### 原文
- - - - -

しかしライブビューのみでは使い勝手が悪い、ライブビューでは
カメラを正しく構える事が出来ないのと、AFでもMFでもピントが
合わないのと、Dfの背面モニターが固定式で動かないので、
お話にならないのだ。
ちなみにMFでのライブビュー時にピントを確認しようとし、
拡大ボタンを押すと便利なのだが、なんと拡大解除ボタンが
存在しないし、シャッター半押しでの拡大解除も出来ない。
ここは、劣悪な操作系で「重欠点」である。
だが、本当にライブビューでしか露出が合わないのだろうか?
慌てて取扱説明書を読んでみる、すると、そこでわかったのは
なんと、レンズ側の絞り環を設定したら、「その絞り値と同じ
数値になるまで、絞り制御用デジタルダイヤルを廻せ」と
書いてあるのだ!
この「二重操作」は、極めてやり難く無駄な操作系だ。
まるで1973年のKONICA AutoReflex T3と同様な操作性である。
そのカメラも露出計で読み取った絞り値と同じ値にまで絞り環を
手動で廻す必要があったのだ。(銀塩一眼第3回記事)
「なんだいこりゃ、40年も昔のカメラと同じレベルか・・?」
と悪態をつきながら、電子ダイヤルで絞り値を設定しようとしたら、
この電子ダイヤルは、露出ステップが「常に1/3段刻み」であった。
つまり、非Aiのレンズ側の絞り幅は、通常1段刻みだ、
レンズ絞り値がファインダー内で一切確認できないのであれば、
手指の感触で、何段絞りを変えたか類推するしかない。
で、左手で絞り値を2段変えたら、右手でダイヤルを2段変えれば
この40年前と同等の酷い二重操作性でも、かろうじて使えない
訳では無い。だが、ダイヤル側が1/3段ステップではダメだ。
片方を1段変えたら、もう1方が3回の操作になる、これではまるで
ワルツのリズムとなり、感覚的なタイミング同期が得られない。
ダイヤルの絞り値変更幅を1/3段→1段にすれば使えるか?と思い
メニューを全部確認する、しかしその設定が、何と存在しない!
説明書を読んでも、それが出来るとは書かれていない。
「もしかしてファームアップがあったか?」と思って調べたら、
発売後既に4年も経っているのに殆どファームアップが無い!
(注:2018年2月に4年ぶりのファームアップがあったが、
特定レンズとの不具合解消だけで、機能面の向上は皆無だ)
「ああ、もうわかった、こういうカメラなのね・・(怒)」

- - - - -

### 提供データ

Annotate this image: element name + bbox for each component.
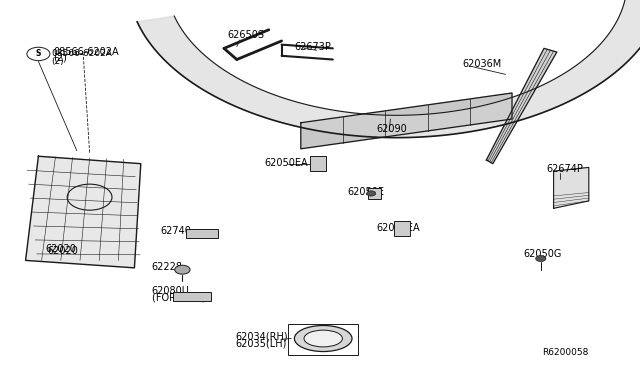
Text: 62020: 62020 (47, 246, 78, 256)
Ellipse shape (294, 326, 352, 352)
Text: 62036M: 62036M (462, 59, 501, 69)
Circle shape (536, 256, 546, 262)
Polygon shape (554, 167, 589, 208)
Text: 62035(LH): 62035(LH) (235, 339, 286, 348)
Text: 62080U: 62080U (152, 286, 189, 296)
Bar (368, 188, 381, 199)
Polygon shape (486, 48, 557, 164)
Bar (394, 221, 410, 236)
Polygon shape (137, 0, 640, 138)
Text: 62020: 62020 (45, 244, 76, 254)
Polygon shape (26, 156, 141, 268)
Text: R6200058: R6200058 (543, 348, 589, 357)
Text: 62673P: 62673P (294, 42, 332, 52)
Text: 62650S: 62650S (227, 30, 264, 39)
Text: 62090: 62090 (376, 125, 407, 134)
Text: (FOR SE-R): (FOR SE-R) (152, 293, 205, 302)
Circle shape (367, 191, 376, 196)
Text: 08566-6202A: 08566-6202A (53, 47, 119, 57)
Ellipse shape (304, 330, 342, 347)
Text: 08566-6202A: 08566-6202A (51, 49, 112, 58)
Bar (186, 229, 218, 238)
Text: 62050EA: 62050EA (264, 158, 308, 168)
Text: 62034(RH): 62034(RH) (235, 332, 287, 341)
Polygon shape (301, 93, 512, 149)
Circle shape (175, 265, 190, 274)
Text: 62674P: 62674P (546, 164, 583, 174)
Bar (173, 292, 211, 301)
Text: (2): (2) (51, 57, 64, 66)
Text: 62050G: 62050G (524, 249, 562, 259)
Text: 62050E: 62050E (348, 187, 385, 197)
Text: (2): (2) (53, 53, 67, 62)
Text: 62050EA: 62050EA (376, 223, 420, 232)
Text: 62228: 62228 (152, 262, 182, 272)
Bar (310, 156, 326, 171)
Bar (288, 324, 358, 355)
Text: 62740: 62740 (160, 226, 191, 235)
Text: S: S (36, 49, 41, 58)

- - - - -

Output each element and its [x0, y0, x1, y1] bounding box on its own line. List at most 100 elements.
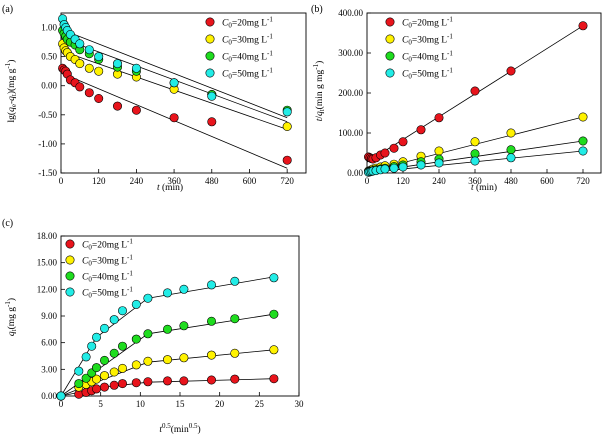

- - - - -

### 作業内容
• A. 本文によると、Dfの電子ダイヤルの露出ステップはどのような刻みだったか。
• B. 一覧の「Annotate this image: element」を含む行から始めて「Text: S: S (36, 49, 41, 58)」を含む行で終わる範囲を、両端の行も含めてそのまま繰り返すこと。画像は回答に入れない。
一覧は本文とは無関係である。

### 最終回答
• A. 常に1/3段刻みだった。

• B.
Annotate this image: element name + bbox for each component.
Text: 62020: 62020 (47, 246, 78, 256)
Ellipse shape (294, 326, 352, 352)
Text: 62036M: 62036M (462, 59, 501, 69)
Circle shape (536, 256, 546, 262)
Polygon shape (554, 167, 589, 208)
Text: 62035(LH): 62035(LH) (235, 339, 286, 348)
Text: 62080U: 62080U (152, 286, 189, 296)
Bar (368, 188, 381, 199)
Polygon shape (486, 48, 557, 164)
Bar (394, 221, 410, 236)
Polygon shape (137, 0, 640, 138)
Text: 62020: 62020 (45, 244, 76, 254)
Polygon shape (26, 156, 141, 268)
Text: R6200058: R6200058 (543, 348, 589, 357)
Text: 62673P: 62673P (294, 42, 332, 52)
Text: 62650S: 62650S (227, 30, 264, 39)
Text: 62090: 62090 (376, 125, 407, 134)
Text: (FOR SE-R): (FOR SE-R) (152, 293, 205, 302)
Circle shape (367, 191, 376, 196)
Text: 08566-6202A: 08566-6202A (53, 47, 119, 57)
Ellipse shape (304, 330, 342, 347)
Text: 08566-6202A: 08566-6202A (51, 49, 112, 58)
Bar (186, 229, 218, 238)
Text: 62050EA: 62050EA (264, 158, 308, 168)
Text: 62034(RH): 62034(RH) (235, 332, 287, 341)
Polygon shape (301, 93, 512, 149)
Circle shape (175, 265, 190, 274)
Text: 62674P: 62674P (546, 164, 583, 174)
Bar (173, 292, 211, 301)
Text: (2): (2) (51, 57, 64, 66)
Text: 62050G: 62050G (524, 249, 562, 259)
Text: 62050E: 62050E (348, 187, 385, 197)
Text: (2): (2) (53, 53, 67, 62)
Text: 62050EA: 62050EA (376, 223, 420, 232)
Text: 62228: 62228 (152, 262, 182, 272)
Bar (310, 156, 326, 171)
Bar (288, 324, 358, 355)
Text: 62740: 62740 (160, 226, 191, 235)
Text: S: S (36, 49, 41, 58)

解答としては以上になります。